Structured figure records:
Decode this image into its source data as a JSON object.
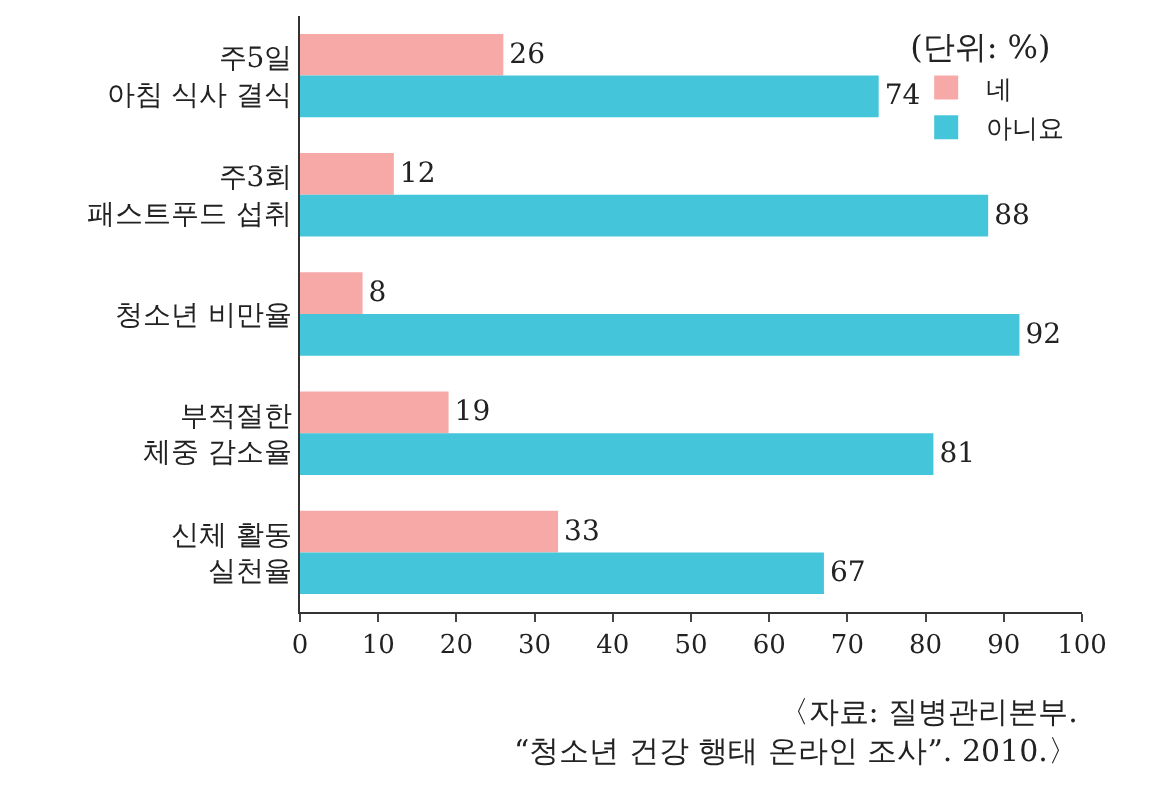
{
  "chart_data": {
    "type": "bar",
    "orientation": "horizontal",
    "categories": [
      "주5일\n아침 식사 결식",
      "주3회\n패스트푸드 섭취",
      "청소년 비만율",
      "부적절한\n체중 감소율",
      "신체 활동\n실천율"
    ],
    "series": [
      {
        "name": "네",
        "color": "#f7a9a8",
        "values": [
          26,
          12,
          8,
          19,
          33
        ]
      },
      {
        "name": "아니요",
        "color": "#45c5da",
        "values": [
          74,
          88,
          92,
          81,
          67
        ]
      }
    ],
    "xlim": [
      0,
      100
    ],
    "xticks": [
      0,
      10,
      20,
      30,
      40,
      50,
      60,
      70,
      80,
      90,
      100
    ],
    "legend_title": "(단위: %)",
    "legend": "top right",
    "data_labels": true,
    "annotations": [
      "〈자료: 질병관리본부.\n“청소년 건강 행태 온라인 조사”. 2010.〉"
    ]
  }
}
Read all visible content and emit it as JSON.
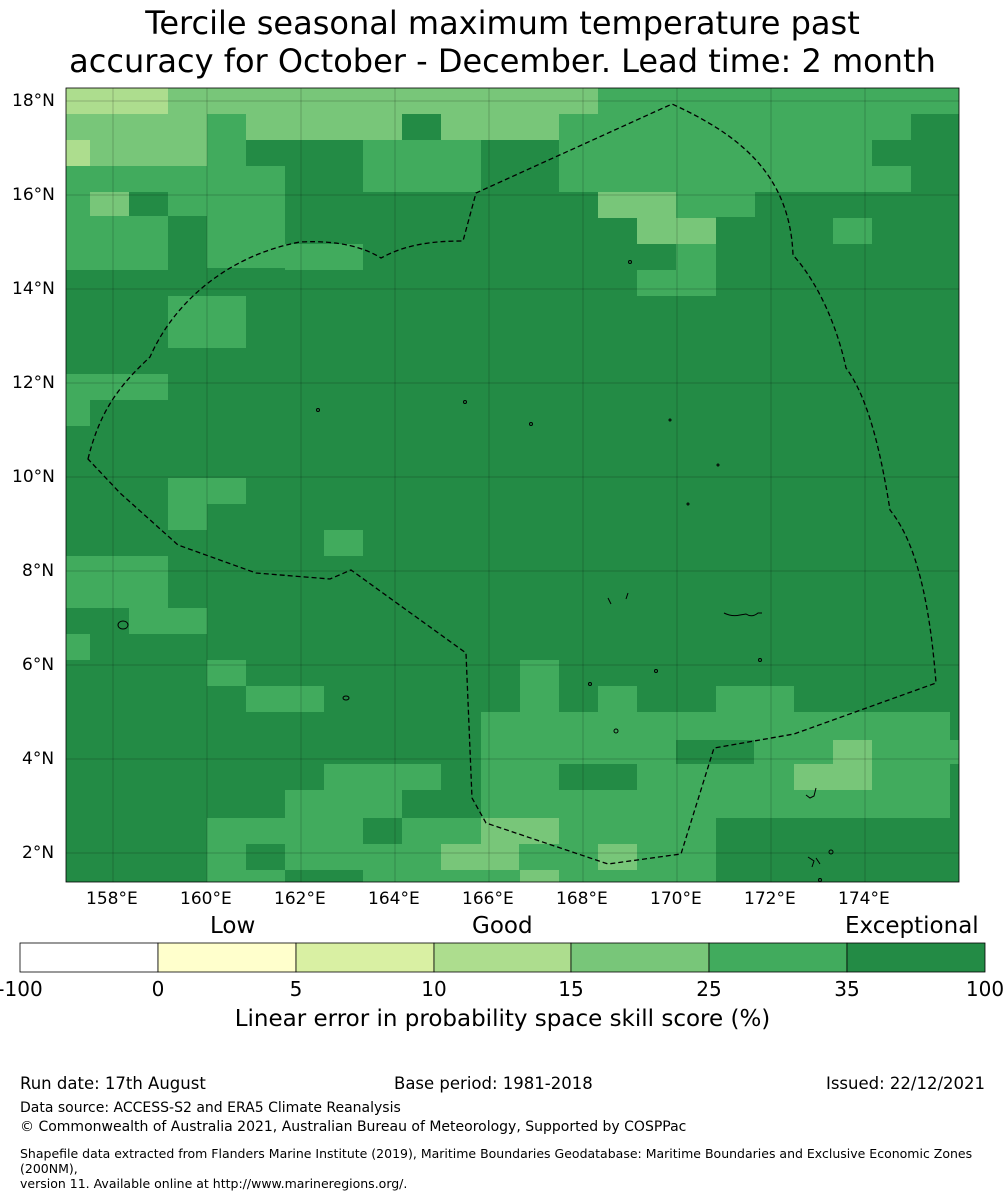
{
  "title_line1": "Tercile seasonal maximum temperature past",
  "title_line2": "accuracy for October - December. Lead time: 2 month",
  "map": {
    "lat_labels": [
      "18°N",
      "16°N",
      "14°N",
      "12°N",
      "10°N",
      "8°N",
      "6°N",
      "4°N",
      "2°N"
    ],
    "lon_labels": [
      "158°E",
      "160°E",
      "162°E",
      "164°E",
      "166°E",
      "168°E",
      "170°E",
      "172°E",
      "174°E"
    ],
    "colors": {
      "skill_35_100": "#238b45",
      "skill_25_35": "#41ab5d",
      "skill_15_25": "#78c679",
      "skill_10_15": "#addd8e",
      "skill_5_10": "#d9f0a3",
      "skill_0_5": "#ffffcc",
      "skill_neg": "#ffffff"
    }
  },
  "colorbar": {
    "category_low": "Low",
    "category_good": "Good",
    "category_exceptional": "Exceptional",
    "ticks": [
      "-100",
      "0",
      "5",
      "10",
      "15",
      "25",
      "35",
      "100"
    ],
    "colors": [
      "#ffffff",
      "#ffffcc",
      "#d9f0a3",
      "#addd8e",
      "#78c679",
      "#41ab5d",
      "#238b45"
    ],
    "title": "Linear error in probability space skill score (%)"
  },
  "footer": {
    "run_date": "Run date: 17th August",
    "base_period": "Base period: 1981-2018",
    "issued": "Issued: 22/12/2021",
    "data_source": "Data source: ACCESS-S2 and ERA5 Climate Reanalysis",
    "copyright": "© Commonwealth of Australia 2021, Australian Bureau of Meteorology, Supported by COSPPac",
    "shapefile_line1": "Shapefile data extracted from Flanders Marine Institute (2019), Maritime Boundaries Geodatabase: Maritime Boundaries and Exclusive Economic Zones (200NM),",
    "shapefile_line2": "version 11. Available online at http://www.marineregions.org/."
  }
}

INSTRUCTIONS FOR THE TASK> Every line of text is to be repeated exactly; pictures are left out.

SOLUTION TO THIS EXERCISE>
Decode this image into its source data as a JSON object.
{
  "chart_data": {
    "type": "bar",
    "orientation": "horizontal",
    "categories": [
      "주5일\n아침 식사 결식",
      "주3회\n패스트푸드 섭취",
      "청소년 비만율",
      "부적절한\n체중 감소율",
      "신체 활동\n실천율"
    ],
    "series": [
      {
        "name": "네",
        "color": "#f7a9a8",
        "values": [
          26,
          12,
          8,
          19,
          33
        ]
      },
      {
        "name": "아니요",
        "color": "#45c5da",
        "values": [
          74,
          88,
          92,
          81,
          67
        ]
      }
    ],
    "xlim": [
      0,
      100
    ],
    "xticks": [
      0,
      10,
      20,
      30,
      40,
      50,
      60,
      70,
      80,
      90,
      100
    ],
    "legend_title": "(단위: %)",
    "legend": "top right",
    "data_labels": true,
    "annotations": [
      "〈자료: 질병관리본부.\n“청소년 건강 행태 온라인 조사”. 2010.〉"
    ]
  }
}
Read all visible content and emit it as JSON.
{
  "title_line1": "Tercile seasonal maximum temperature past",
  "title_line2": "accuracy for October - December. Lead time: 2 month",
  "map": {
    "lat_labels": [
      "18°N",
      "16°N",
      "14°N",
      "12°N",
      "10°N",
      "8°N",
      "6°N",
      "4°N",
      "2°N"
    ],
    "lon_labels": [
      "158°E",
      "160°E",
      "162°E",
      "164°E",
      "166°E",
      "168°E",
      "170°E",
      "172°E",
      "174°E"
    ],
    "colors": {
      "skill_35_100": "#238b45",
      "skill_25_35": "#41ab5d",
      "skill_15_25": "#78c679",
      "skill_10_15": "#addd8e",
      "skill_5_10": "#d9f0a3",
      "skill_0_5": "#ffffcc",
      "skill_neg": "#ffffff"
    }
  },
  "colorbar": {
    "category_low": "Low",
    "category_good": "Good",
    "category_exceptional": "Exceptional",
    "ticks": [
      "-100",
      "0",
      "5",
      "10",
      "15",
      "25",
      "35",
      "100"
    ],
    "colors": [
      "#ffffff",
      "#ffffcc",
      "#d9f0a3",
      "#addd8e",
      "#78c679",
      "#41ab5d",
      "#238b45"
    ],
    "title": "Linear error in probability space skill score (%)"
  },
  "footer": {
    "run_date": "Run date: 17th August",
    "base_period": "Base period: 1981-2018",
    "issued": "Issued: 22/12/2021",
    "data_source": "Data source: ACCESS-S2 and ERA5 Climate Reanalysis",
    "copyright": "© Commonwealth of Australia 2021, Australian Bureau of Meteorology, Supported by COSPPac",
    "shapefile_line1": "Shapefile data extracted from Flanders Marine Institute (2019), Maritime Boundaries Geodatabase: Maritime Boundaries and Exclusive Economic Zones (200NM),",
    "shapefile_line2": "version 11. Available online at http://www.marineregions.org/."
  }
}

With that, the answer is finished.